>> Begin Task inputs
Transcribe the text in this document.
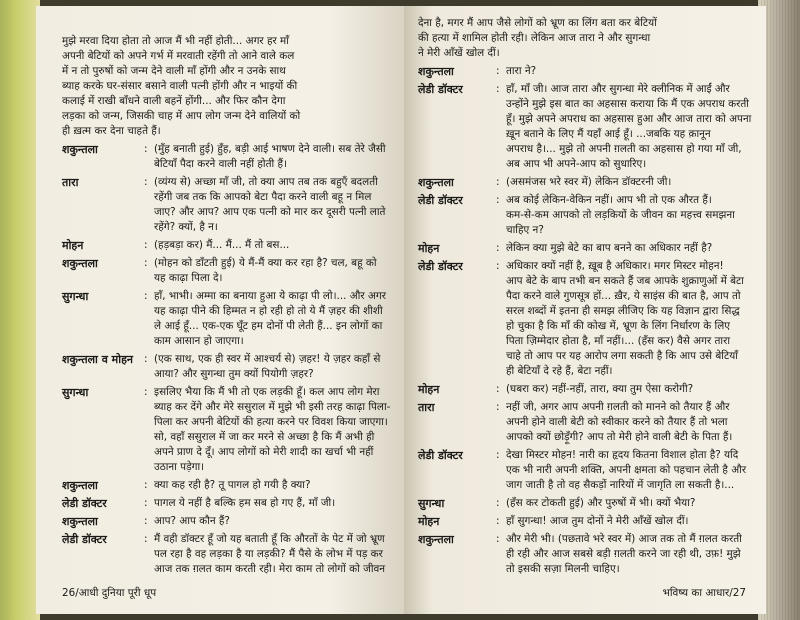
मुझे मरवा दिया होता तो आज मैं भी नहीं होती... अगर हर माँ
अपनी बेटियों को अपने गर्भ में मरवाती रहेंगी तो आने वाले कल
में न तो पुरुषों को जन्म देने वाली माँ होंगी और न उनके साथ
ब्याह करके घर-संसार बसाने वाली पत्नी होंगी और न भाइयों की
कलाई में राखी बाँधने वाली बहनें होंगी... और फिर कौन देगा
लड़का को जन्म, जिसकी चाह में आप लोग जन्म देने वालियों को
ही ख़त्म कर देना चाहते हैं।
शकुन्तला	: (मुँह बनाती हुई) हुँह, बड़ी आई भाषण देने वाली। सब तेरे जैसी
बेटियाँ पैदा करने वाली नहीं होती हैं।
तारा	: (व्यंग्य से) अच्छा माँ जी, तो क्या आप तब तक बहुएँ बदलती
रहेंगी जब तक कि आपको बेटा पैदा करने वाली बहू न मिल
जाए? और आप? आप एक पत्नी को मार कर दूसरी पत्नी लाते
रहेंगे? क्यों, है न।
मोहन	: (हड़बड़ा कर) मैं... मैं... मैं तो बस...
शकुन्तला	: (मोहन को डाँटती हुई) ये मैं-मैं क्या कर रहा है? चल, बहू को
यह काढ़ा पिला दे।
सुगन्धा	: हाँ, भाभी। अम्मा का बनाया हुआ ये काढ़ा पी लो।... और अगर
यह काढ़ा पीने की हिम्मत न हो रही हो तो ये मैं ज़हर की शीशी
ले आई हूँ... एक-एक घूँट हम दोनों पी लेती हैं... इन लोगों का
काम आसान हो जाएगा।
शकुन्तला व मोहन	: (एक साथ, एक ही स्वर में आश्चर्य से) ज़हर! ये ज़हर कहाँ से
आया? और सुगन्धा तुम क्यों पियोगी ज़हर?
सुगन्धा	: इसलिए भैया कि मैं भी तो एक लड़की हूँ। कल आप लोग मेरा
ब्याह कर देंगे और मेरे ससुराल में मुझे भी इसी तरह काढ़ा पिला-
पिला कर अपनी बेटियों की हत्या करने पर विवश किया जाएगा।
सो, वहाँ ससुराल में जा कर मरने से अच्छा है कि मैं अभी ही
अपने प्राण दे दूँ। आप लोगों को मेरी शादी का खर्चा भी नहीं
उठाना पड़ेगा।
शकुन्तला	: क्या कह रही है? तू पागल हो गयी है क्या?
लेडी डॉक्टर	: पागल ये नहीं है बल्कि हम सब हो गए हैं, माँ जी।
शकुन्तला	: आप? आप कौन हैं?
लेडी डॉक्टर	: मैं वही डॉक्टर हूँ जो यह बताती हूँ कि औरतों के पेट में जो भ्रूण
पल रहा है वह लड़का है या लड़की? मैं पैसे के लोभ में पड़ कर
आज तक ग़लत काम करती रही। मेरा काम तो लोगों को जीवन
26/आधी दुनिया पूरी धूप
देना है, मगर मैं आप जैसे लोगों को भ्रूण का लिंग बता कर बेटियों
की हत्या में शामिल होती रही। लेकिन आज तारा ने और सुगन्धा
ने मेरी आँखें खोल दीं।
शकुन्तला	: तारा ने?
लेडी डॉक्टर	: हाँ, माँ जी। आज तारा और सुगन्धा मेरे क्लीनिक में आईं और
उन्होंने मुझे इस बात का अहसास कराया कि मैं एक अपराध करती
हूँ। मुझे अपने अपराध का अहसास हुआ और आज तारा को अपना
ख़ून बताने के लिए मैं यहाँ आई हूँ। ...जबकि यह क़ानून
अपराध है।... मुझे तो अपनी ग़लती का अहसास हो गया माँ जी,
अब आप भी अपने-आप को सुधारिए।
शकुन्तला	: (असमंजस भरे स्वर में) लेकिन डॉक्टरनी जी।
लेडी डॉक्टर	: अब कोई लेकिन-वेकिन नहीं। आप भी तो एक औरत हैं।
कम-से-कम आपको तो लड़कियों के जीवन का महत्त्व समझना
चाहिए न?
मोहन	: लेकिन क्या मुझे बेटे का बाप बनने का अधिकार नहीं है?
लेडी डॉक्टर	: अधिकार क्यों नहीं है, ख़ूब है अधिकार। मगर मिस्टर मोहन!
आप बेटे के बाप तभी बन सकते हैं जब आपके शुक्राणुओं में बेटा
पैदा करने वाले गुणसूत्र हों... ख़ैर, ये साइंस की बात है, आप तो
सरल शब्दों में इतना ही समझ लीजिए कि यह विज्ञान द्वारा सिद्ध
हो चुका है कि माँ की कोख में, भ्रूण के लिंग निर्धारण के लिए
पिता ज़िम्मेदार होता है, माँ नहीं।... (हँस कर) वैसे अगर तारा
चाहे तो आप पर यह आरोप लगा सकती है कि आप उसे बेटियाँ
ही बेटियाँ दे रहे हैं, बेटा नहीं।
मोहन	: (घबरा कर) नहीं-नहीं, तारा, क्या तुम ऐसा करोगी?
तारा	: नहीं जी, अगर आप अपनी ग़लती को मानने को तैयार हैं और
अपनी होने वाली बेटी को स्वीकार करने को तैयार हैं तो भला
आपको क्यों छोड़ूँगी? आप तो मेरी होने वाली बेटी के पिता हैं।
लेडी डॉक्टर	: देखा मिस्टर मोहन! नारी का हृदय कितना विशाल होता है? यदि
एक भी नारी अपनी शक्ति, अपनी क्षमता को पहचान लेती है और
जाग जाती है तो वह सैकड़ों नारियों में जागृति ला सकती है।...
सुगन्धा	: (हँस कर टोकती हुई) और पुरुषों में भी। क्यों भैया?
मोहन	: हाँ सुगन्धा! आज तुम दोनों ने मेरी आँखें खोल दीं।
शकुन्तला	: और मेरी भी। (पछतावे भरे स्वर में) आज तक तो मैं ग़लत करती
ही रही और आज सबसे बड़ी ग़लती करने जा रही थी, उफ़! मुझे
तो इसकी सज़ा मिलनी चाहिए।
भविष्य का आधार/27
>> End Task inputs
Problem to solve – Without including any pictures, please restate all the records exactly.

Answer for this exercise –
Transcribe the text in this document.
मुझे मरवा दिया होता तो आज मैं भी नहीं होती... अगर हर माँ
अपनी बेटियों को अपने गर्भ में मरवाती रहेंगी तो आने वाले कल
में न तो पुरुषों को जन्म देने वाली माँ होंगी और न उनके साथ
ब्याह करके घर-संसार बसाने वाली पत्नी होंगी और न भाइयों की
कलाई में राखी बाँधने वाली बहनें होंगी... और फिर कौन देगा
लड़का को जन्म, जिसकी चाह में आप लोग जन्म देने वालियों को
ही ख़त्म कर देना चाहते हैं।
शकुन्तला	: (मुँह बनाती हुई) हुँह, बड़ी आई भाषण देने वाली। सब तेरे जैसी
बेटियाँ पैदा करने वाली नहीं होती हैं।
तारा	: (व्यंग्य से) अच्छा माँ जी, तो क्या आप तब तक बहुएँ बदलती
रहेंगी जब तक कि आपको बेटा पैदा करने वाली बहू न मिल
जाए? और आप? आप एक पत्नी को मार कर दूसरी पत्नी लाते
रहेंगे? क्यों, है न।
मोहन	: (हड़बड़ा कर) मैं... मैं... मैं तो बस...
शकुन्तला	: (मोहन को डाँटती हुई) ये मैं-मैं क्या कर रहा है? चल, बहू को
यह काढ़ा पिला दे।
सुगन्धा	: हाँ, भाभी। अम्मा का बनाया हुआ ये काढ़ा पी लो।... और अगर
यह काढ़ा पीने की हिम्मत न हो रही हो तो ये मैं ज़हर की शीशी
ले आई हूँ... एक-एक घूँट हम दोनों पी लेती हैं... इन लोगों का
काम आसान हो जाएगा।
शकुन्तला व मोहन	: (एक साथ, एक ही स्वर में आश्चर्य से) ज़हर! ये ज़हर कहाँ से
आया? और सुगन्धा तुम क्यों पियोगी ज़हर?
सुगन्धा	: इसलिए भैया कि मैं भी तो एक लड़की हूँ। कल आप लोग मेरा
ब्याह कर देंगे और मेरे ससुराल में मुझे भी इसी तरह काढ़ा पिला-
पिला कर अपनी बेटियों की हत्या करने पर विवश किया जाएगा।
सो, वहाँ ससुराल में जा कर मरने से अच्छा है कि मैं अभी ही
अपने प्राण दे दूँ। आप लोगों को मेरी शादी का खर्चा भी नहीं
उठाना पड़ेगा।
शकुन्तला	: क्या कह रही है? तू पागल हो गयी है क्या?
लेडी डॉक्टर	: पागल ये नहीं है बल्कि हम सब हो गए हैं, माँ जी।
शकुन्तला	: आप? आप कौन हैं?
लेडी डॉक्टर	: मैं वही डॉक्टर हूँ जो यह बताती हूँ कि औरतों के पेट में जो भ्रूण
पल रहा है वह लड़का है या लड़की? मैं पैसे के लोभ में पड़ कर
आज तक ग़लत काम करती रही। मेरा काम तो लोगों को जीवन
26/आधी दुनिया पूरी धूप
देना है, मगर मैं आप जैसे लोगों को भ्रूण का लिंग बता कर बेटियों
की हत्या में शामिल होती रही। लेकिन आज तारा ने और सुगन्धा
ने मेरी आँखें खोल दीं।
शकुन्तला	: तारा ने?
लेडी डॉक्टर	: हाँ, माँ जी। आज तारा और सुगन्धा मेरे क्लीनिक में आईं और
उन्होंने मुझे इस बात का अहसास कराया कि मैं एक अपराध करती
हूँ। मुझे अपने अपराध का अहसास हुआ और आज तारा को अपना
ख़ून बताने के लिए मैं यहाँ आई हूँ। ...जबकि यह क़ानून
अपराध है।... मुझे तो अपनी ग़लती का अहसास हो गया माँ जी,
अब आप भी अपने-आप को सुधारिए।
शकुन्तला	: (असमंजस भरे स्वर में) लेकिन डॉक्टरनी जी।
लेडी डॉक्टर	: अब कोई लेकिन-वेकिन नहीं। आप भी तो एक औरत हैं।
कम-से-कम आपको तो लड़कियों के जीवन का महत्त्व समझना
चाहिए न?
मोहन	: लेकिन क्या मुझे बेटे का बाप बनने का अधिकार नहीं है?
लेडी डॉक्टर	: अधिकार क्यों नहीं है, ख़ूब है अधिकार। मगर मिस्टर मोहन!
आप बेटे के बाप तभी बन सकते हैं जब आपके शुक्राणुओं में बेटा
पैदा करने वाले गुणसूत्र हों... ख़ैर, ये साइंस की बात है, आप तो
सरल शब्दों में इतना ही समझ लीजिए कि यह विज्ञान द्वारा सिद्ध
हो चुका है कि माँ की कोख में, भ्रूण के लिंग निर्धारण के लिए
पिता ज़िम्मेदार होता है, माँ नहीं।... (हँस कर) वैसे अगर तारा
चाहे तो आप पर यह आरोप लगा सकती है कि आप उसे बेटियाँ
ही बेटियाँ दे रहे हैं, बेटा नहीं।
मोहन	: (घबरा कर) नहीं-नहीं, तारा, क्या तुम ऐसा करोगी?
तारा	: नहीं जी, अगर आप अपनी ग़लती को मानने को तैयार हैं और
अपनी होने वाली बेटी को स्वीकार करने को तैयार हैं तो भला
आपको क्यों छोड़ूँगी? आप तो मेरी होने वाली बेटी के पिता हैं।
लेडी डॉक्टर	: देखा मिस्टर मोहन! नारी का हृदय कितना विशाल होता है? यदि
एक भी नारी अपनी शक्ति, अपनी क्षमता को पहचान लेती है और
जाग जाती है तो वह सैकड़ों नारियों में जागृति ला सकती है।...
सुगन्धा	: (हँस कर टोकती हुई) और पुरुषों में भी। क्यों भैया?
मोहन	: हाँ सुगन्धा! आज तुम दोनों ने मेरी आँखें खोल दीं।
शकुन्तला	: और मेरी भी। (पछतावे भरे स्वर में) आज तक तो मैं ग़लत करती
ही रही और आज सबसे बड़ी ग़लती करने जा रही थी, उफ़! मुझे
तो इसकी सज़ा मिलनी चाहिए।
भविष्य का आधार/27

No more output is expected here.